Delta Electronics automation devices allow remote code execution; manufacturing industry under risk

Multiple members of the manufacturing industry have been concerned after a vulnerability asssessment firm published a report on the presence of at least two security flaws in Delta Industrial devices Automation CNCSoft ScreenEditor. According to the report, the exploitation of these security issues could lead to various risk scenarios for the affected industrial environments.

The vulnerabilities were reported by researchers Natnael Samson and Kimiya, in collaboration with The Zero Day Initiative (ZDI) vulnerability disclosure platform. The two security issues reported in the vulnerability assessment report are listed below.

Stack-based buffer overflow vulnerability CWE-121: According to specialists, this flaw can be exploited to generate multiple stack-based buffer overflows if the target user opens a specially crafted malicious input file. The vulnerability was tracked as CVE-2020-7002 and received a score of 7.8/10 on the Common Vulnerability Scoring System (CVSS) scale, so the risk of exploitation is considered high.

CWE-125 out-of-bounds read: An out-of-bounds read overflow could be exploited if a legitimate user opens a specially crafted input file accordingly to the absence of validation. The fault was tracked as CVE-2020-6976, and received a score of 3.3/10 on the CVSS scale, so the risk of exploitation is considered low.

[Structured page parsing data]

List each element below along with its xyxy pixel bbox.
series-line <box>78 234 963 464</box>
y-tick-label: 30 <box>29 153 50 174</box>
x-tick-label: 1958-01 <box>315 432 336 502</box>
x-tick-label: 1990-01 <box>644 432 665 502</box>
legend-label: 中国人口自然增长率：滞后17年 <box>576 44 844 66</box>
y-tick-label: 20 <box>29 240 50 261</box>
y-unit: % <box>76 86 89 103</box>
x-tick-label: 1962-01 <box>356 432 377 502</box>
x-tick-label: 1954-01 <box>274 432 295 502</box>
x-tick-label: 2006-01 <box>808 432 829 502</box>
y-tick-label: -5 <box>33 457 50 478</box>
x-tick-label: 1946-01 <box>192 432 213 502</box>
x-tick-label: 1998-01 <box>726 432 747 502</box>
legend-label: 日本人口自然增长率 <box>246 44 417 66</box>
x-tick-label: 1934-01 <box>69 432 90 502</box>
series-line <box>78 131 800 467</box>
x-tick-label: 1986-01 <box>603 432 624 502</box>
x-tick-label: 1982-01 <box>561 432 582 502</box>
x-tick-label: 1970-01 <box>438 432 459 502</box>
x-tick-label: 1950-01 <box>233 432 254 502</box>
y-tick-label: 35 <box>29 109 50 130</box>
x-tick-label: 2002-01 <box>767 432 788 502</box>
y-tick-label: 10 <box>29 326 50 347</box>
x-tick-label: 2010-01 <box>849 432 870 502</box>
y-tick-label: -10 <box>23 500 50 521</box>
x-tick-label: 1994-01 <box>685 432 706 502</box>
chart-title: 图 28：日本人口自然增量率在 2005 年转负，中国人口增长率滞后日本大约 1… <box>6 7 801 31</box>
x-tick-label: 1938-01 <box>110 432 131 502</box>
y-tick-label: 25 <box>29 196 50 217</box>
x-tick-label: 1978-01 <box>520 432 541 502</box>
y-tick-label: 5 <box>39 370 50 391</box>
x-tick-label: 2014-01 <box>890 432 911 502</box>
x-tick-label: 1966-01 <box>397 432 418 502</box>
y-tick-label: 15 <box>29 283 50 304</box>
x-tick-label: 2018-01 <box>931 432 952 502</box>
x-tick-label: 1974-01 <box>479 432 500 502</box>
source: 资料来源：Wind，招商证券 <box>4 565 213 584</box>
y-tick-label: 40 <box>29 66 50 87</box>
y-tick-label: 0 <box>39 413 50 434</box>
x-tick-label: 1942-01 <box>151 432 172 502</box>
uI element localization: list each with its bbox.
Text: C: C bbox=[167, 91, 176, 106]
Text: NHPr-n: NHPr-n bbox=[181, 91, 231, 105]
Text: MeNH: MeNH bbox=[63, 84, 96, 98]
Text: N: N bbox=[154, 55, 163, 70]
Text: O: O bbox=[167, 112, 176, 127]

→ **TASK INSTRUCTIONS**: Rewrite the Delta Electronics vulnerability text from "Stack-based buffer overflow vulnerability" to "is considered high.", swapping "high" for "critical".

→ **WRITTEN SOLUTION**:
Stack-based buffer overflow vulnerability CWE-121: According to specialists, this flaw can be exploited to generate multiple stack-based buffer overflows if the target user opens a specially crafted malicious input file. The vulnerability was tracked as CVE-2020-7002 and received a score of 7.8/10 on the Common Vulnerability Scoring System (CVSS) scale, so the risk of exploitation is considered critical.